═══ Raw data

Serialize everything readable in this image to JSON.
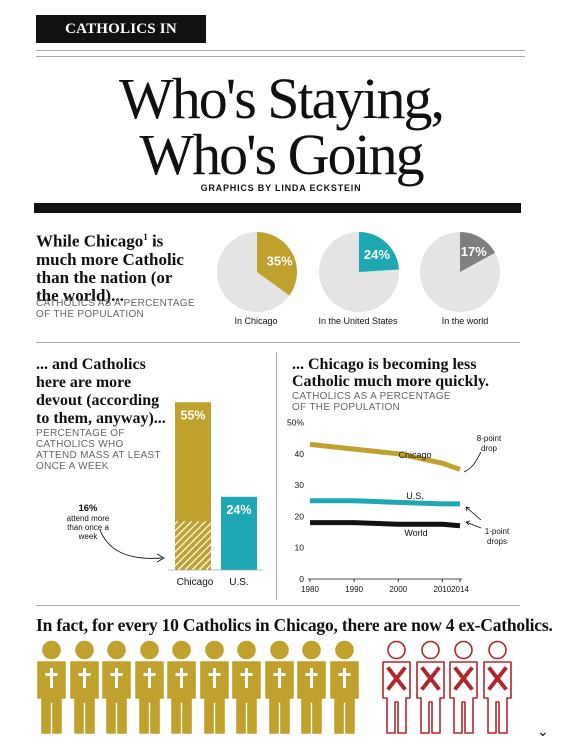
{
  "header": {
    "tag": "CATHOLICS IN CHICAGO",
    "title_line1": "Who's Staying,",
    "title_line2": "Who's Going",
    "credit": "GRAPHICS BY LINDA ECKSTEIN"
  },
  "colors": {
    "gold": "#C1A12D",
    "teal": "#1DA8B3",
    "gray": "#7F7F7F",
    "pie_bg": "#E4E4E4",
    "red": "#B0282E",
    "black": "#111111"
  },
  "section1": {
    "headline_l1": "While Chicago",
    "sup": "1",
    "headline_l1b": " is",
    "headline_l2": "much more Catholic",
    "headline_l3": "than the nation (or",
    "headline_l4": "the world)...",
    "caption_l1": "CATHOLICS AS A PERCENTAGE",
    "caption_l2": "OF THE POPULATION"
  },
  "section2": {
    "headline_l1": "... and Catholics",
    "headline_l2": "here are more",
    "headline_l3": "devout (according",
    "headline_l4": "to them, anyway)...",
    "caption_l1": "PERCENTAGE OF",
    "caption_l2": "CATHOLICS WHO",
    "caption_l3": "ATTEND MASS AT LEAST",
    "caption_l4": "ONCE A WEEK",
    "note_pct": "16%",
    "note_l1": "attend more",
    "note_l2": "than once a",
    "note_l3": "week"
  },
  "section3": {
    "headline_l1": "... Chicago is becoming less",
    "headline_l2": "Catholic much more quickly.",
    "caption_l1": "CATHOLICS AS A PERCENTAGE",
    "caption_l2": "OF THE POPULATION",
    "note_top_l1": "8-point",
    "note_top_l2": "drop",
    "note_bot_l1": "1-point",
    "note_bot_l2": "drops"
  },
  "bottom": {
    "headline": "In fact, for every 10 Catholics in Chicago, there are now 4 ex-Catholics.",
    "catholics": 10,
    "ex_catholics": 4
  },
  "chart_data": [
    {
      "type": "pie",
      "title": "CATHOLICS AS A PERCENTAGE OF THE POPULATION",
      "slices": [
        {
          "label": "In Chicago",
          "value": 35,
          "value_label": "35%",
          "color": "#C1A12D"
        },
        {
          "label": "In the United States",
          "value": 24,
          "value_label": "24%",
          "color": "#1DA8B3"
        },
        {
          "label": "In the world",
          "value": 17,
          "value_label": "17%",
          "color": "#7F7F7F"
        }
      ]
    },
    {
      "type": "bar",
      "title": "PERCENTAGE OF CATHOLICS WHO ATTEND MASS AT LEAST ONCE A WEEK",
      "categories": [
        "Chicago",
        "U.S."
      ],
      "values": [
        55,
        24
      ],
      "value_labels": [
        "55%",
        "24%"
      ],
      "sub_values": [
        16,
        0
      ],
      "colors": [
        "#C1A12D",
        "#1DA8B3"
      ]
    },
    {
      "type": "line",
      "title": "CATHOLICS AS A PERCENTAGE OF THE POPULATION",
      "x": [
        1980,
        1990,
        2000,
        2010,
        2014
      ],
      "xticks": [
        "1980",
        "1990",
        "2000",
        "2010",
        "2014"
      ],
      "yticks": [
        "0",
        "10",
        "20",
        "30",
        "40",
        "50%"
      ],
      "ylim": [
        0,
        50
      ],
      "series": [
        {
          "name": "Chicago",
          "values": [
            43,
            41.5,
            40,
            37,
            35
          ],
          "color": "#C1A12D"
        },
        {
          "name": "U.S.",
          "values": [
            25,
            25,
            24.5,
            24,
            24
          ],
          "color": "#1DA8B3"
        },
        {
          "name": "World",
          "values": [
            18,
            18,
            17.5,
            17.5,
            17
          ],
          "color": "#111111"
        }
      ]
    }
  ]
}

══════

**Request**
Collect each line holding the string "LEAST".

**Exercise output**
    "caption_l3": "ATTEND MASS AT LEAST",
      "title": "PERCENTAGE OF CATHOLICS WHO ATTEND MASS AT LEAST ONCE A WEEK",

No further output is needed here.